### [The task]
Print the complete set of entries exactly.

(Recorded data)

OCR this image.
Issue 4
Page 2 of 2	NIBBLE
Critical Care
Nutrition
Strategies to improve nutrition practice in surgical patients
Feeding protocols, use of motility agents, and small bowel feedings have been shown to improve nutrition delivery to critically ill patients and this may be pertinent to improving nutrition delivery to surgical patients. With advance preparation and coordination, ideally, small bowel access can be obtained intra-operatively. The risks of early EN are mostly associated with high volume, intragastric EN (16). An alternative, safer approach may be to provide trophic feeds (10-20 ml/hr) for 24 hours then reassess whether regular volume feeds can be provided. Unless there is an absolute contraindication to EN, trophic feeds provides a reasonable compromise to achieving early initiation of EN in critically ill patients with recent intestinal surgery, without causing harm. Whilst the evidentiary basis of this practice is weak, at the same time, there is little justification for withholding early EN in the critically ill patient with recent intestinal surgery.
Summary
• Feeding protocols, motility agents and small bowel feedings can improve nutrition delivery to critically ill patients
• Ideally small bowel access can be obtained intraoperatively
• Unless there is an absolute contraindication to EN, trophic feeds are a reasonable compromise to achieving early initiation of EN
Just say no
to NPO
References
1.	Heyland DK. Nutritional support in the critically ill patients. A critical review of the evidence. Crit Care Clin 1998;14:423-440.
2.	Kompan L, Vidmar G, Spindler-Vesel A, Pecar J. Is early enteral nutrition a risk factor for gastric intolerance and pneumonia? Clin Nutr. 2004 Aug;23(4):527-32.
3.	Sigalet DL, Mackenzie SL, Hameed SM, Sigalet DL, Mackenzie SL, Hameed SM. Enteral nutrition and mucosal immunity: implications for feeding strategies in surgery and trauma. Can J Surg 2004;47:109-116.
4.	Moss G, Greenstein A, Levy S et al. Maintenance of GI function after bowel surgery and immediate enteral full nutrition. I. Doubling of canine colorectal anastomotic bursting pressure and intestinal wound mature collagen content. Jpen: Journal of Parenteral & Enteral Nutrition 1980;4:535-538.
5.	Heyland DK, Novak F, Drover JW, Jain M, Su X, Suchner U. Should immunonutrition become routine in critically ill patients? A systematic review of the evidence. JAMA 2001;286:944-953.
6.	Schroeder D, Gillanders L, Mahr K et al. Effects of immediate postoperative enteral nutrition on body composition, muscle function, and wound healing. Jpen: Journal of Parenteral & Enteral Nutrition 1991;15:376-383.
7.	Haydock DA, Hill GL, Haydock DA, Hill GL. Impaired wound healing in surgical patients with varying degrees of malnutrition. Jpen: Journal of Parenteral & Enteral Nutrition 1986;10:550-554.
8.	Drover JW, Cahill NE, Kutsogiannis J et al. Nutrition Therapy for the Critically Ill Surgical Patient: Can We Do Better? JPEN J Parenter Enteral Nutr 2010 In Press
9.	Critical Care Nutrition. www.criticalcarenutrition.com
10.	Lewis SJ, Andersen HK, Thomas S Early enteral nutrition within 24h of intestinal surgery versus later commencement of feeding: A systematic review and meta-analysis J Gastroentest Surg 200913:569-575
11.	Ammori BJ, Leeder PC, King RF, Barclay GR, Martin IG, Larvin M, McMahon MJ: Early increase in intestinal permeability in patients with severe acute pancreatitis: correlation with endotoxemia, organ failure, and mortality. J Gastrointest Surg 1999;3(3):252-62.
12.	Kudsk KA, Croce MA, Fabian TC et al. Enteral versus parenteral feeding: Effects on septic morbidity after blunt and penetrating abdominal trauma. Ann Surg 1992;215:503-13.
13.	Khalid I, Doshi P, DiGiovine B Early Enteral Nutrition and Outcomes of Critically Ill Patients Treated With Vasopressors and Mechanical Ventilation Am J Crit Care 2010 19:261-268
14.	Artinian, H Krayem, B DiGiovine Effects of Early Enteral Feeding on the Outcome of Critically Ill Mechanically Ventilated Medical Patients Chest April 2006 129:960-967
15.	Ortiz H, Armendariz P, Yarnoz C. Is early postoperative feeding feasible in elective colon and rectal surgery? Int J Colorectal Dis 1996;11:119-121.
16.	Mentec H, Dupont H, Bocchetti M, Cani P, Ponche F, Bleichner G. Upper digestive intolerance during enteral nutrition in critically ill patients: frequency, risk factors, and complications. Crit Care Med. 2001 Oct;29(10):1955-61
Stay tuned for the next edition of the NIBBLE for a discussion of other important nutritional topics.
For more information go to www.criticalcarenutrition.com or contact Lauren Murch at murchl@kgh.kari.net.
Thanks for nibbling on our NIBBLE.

### [Solution below]
OCR this image.
Issue 4
Page 2 of 2	NIBBLE
Critical Care
Nutrition
Strategies to improve nutrition practice in surgical patients
Feeding protocols, use of motility agents, and small bowel feedings have been shown to improve nutrition delivery to critically ill patients and this may be pertinent to improving nutrition delivery to surgical patients. With advance preparation and coordination, ideally, small bowel access can be obtained intra-operatively. The risks of early EN are mostly associated with high volume, intragastric EN (16). An alternative, safer approach may be to provide trophic feeds (10-20 ml/hr) for 24 hours then reassess whether regular volume feeds can be provided. Unless there is an absolute contraindication to EN, trophic feeds provides a reasonable compromise to achieving early initiation of EN in critically ill patients with recent intestinal surgery, without causing harm. Whilst the evidentiary basis of this practice is weak, at the same time, there is little justification for withholding early EN in the critically ill patient with recent intestinal surgery.
Summary
• Feeding protocols, motility agents and small bowel feedings can improve nutrition delivery to critically ill patients
• Ideally small bowel access can be obtained intraoperatively
• Unless there is an absolute contraindication to EN, trophic feeds are a reasonable compromise to achieving early initiation of EN
Just say no
to NPO
References
1.	Heyland DK. Nutritional support in the critically ill patients. A critical review of the evidence. Crit Care Clin 1998;14:423-440.
2.	Kompan L, Vidmar G, Spindler-Vesel A, Pecar J. Is early enteral nutrition a risk factor for gastric intolerance and pneumonia? Clin Nutr. 2004 Aug;23(4):527-32.
3.	Sigalet DL, Mackenzie SL, Hameed SM, Sigalet DL, Mackenzie SL, Hameed SM. Enteral nutrition and mucosal immunity: implications for feeding strategies in surgery and trauma. Can J Surg 2004;47:109-116.
4.	Moss G, Greenstein A, Levy S et al. Maintenance of GI function after bowel surgery and immediate enteral full nutrition. I. Doubling of canine colorectal anastomotic bursting pressure and intestinal wound mature collagen content. Jpen: Journal of Parenteral & Enteral Nutrition 1980;4:535-538.
5.	Heyland DK, Novak F, Drover JW, Jain M, Su X, Suchner U. Should immunonutrition become routine in critically ill patients? A systematic review of the evidence. JAMA 2001;286:944-953.
6.	Schroeder D, Gillanders L, Mahr K et al. Effects of immediate postoperative enteral nutrition on body composition, muscle function, and wound healing. Jpen: Journal of Parenteral & Enteral Nutrition 1991;15:376-383.
7.	Haydock DA, Hill GL, Haydock DA, Hill GL. Impaired wound healing in surgical patients with varying degrees of malnutrition. Jpen: Journal of Parenteral & Enteral Nutrition 1986;10:550-554.
8.	Drover JW, Cahill NE, Kutsogiannis J et al. Nutrition Therapy for the Critically Ill Surgical Patient: Can We Do Better? JPEN J Parenter Enteral Nutr 2010 In Press
9.	Critical Care Nutrition. www.criticalcarenutrition.com
10.	Lewis SJ, Andersen HK, Thomas S Early enteral nutrition within 24h of intestinal surgery versus later commencement of feeding: A systematic review and meta-analysis J Gastroentest Surg 200913:569-575
11.	Ammori BJ, Leeder PC, King RF, Barclay GR, Martin IG, Larvin M, McMahon MJ: Early increase in intestinal permeability in patients with severe acute pancreatitis: correlation with endotoxemia, organ failure, and mortality. J Gastrointest Surg 1999;3(3):252-62.
12.	Kudsk KA, Croce MA, Fabian TC et al. Enteral versus parenteral feeding: Effects on septic morbidity after blunt and penetrating abdominal trauma. Ann Surg 1992;215:503-13.
13.	Khalid I, Doshi P, DiGiovine B Early Enteral Nutrition and Outcomes of Critically Ill Patients Treated With Vasopressors and Mechanical Ventilation Am J Crit Care 2010 19:261-268
14.	Artinian, H Krayem, B DiGiovine Effects of Early Enteral Feeding on the Outcome of Critically Ill Mechanically Ventilated Medical Patients Chest April 2006 129:960-967
15.	Ortiz H, Armendariz P, Yarnoz C. Is early postoperative feeding feasible in elective colon and rectal surgery? Int J Colorectal Dis 1996;11:119-121.
16.	Mentec H, Dupont H, Bocchetti M, Cani P, Ponche F, Bleichner G. Upper digestive intolerance during enteral nutrition in critically ill patients: frequency, risk factors, and complications. Crit Care Med. 2001 Oct;29(10):1955-61
Stay tuned for the next edition of the NIBBLE for a discussion of other important nutritional topics.
For more information go to www.criticalcarenutrition.com or contact Lauren Murch at murchl@kgh.kari.net.
Thanks for nibbling on our NIBBLE.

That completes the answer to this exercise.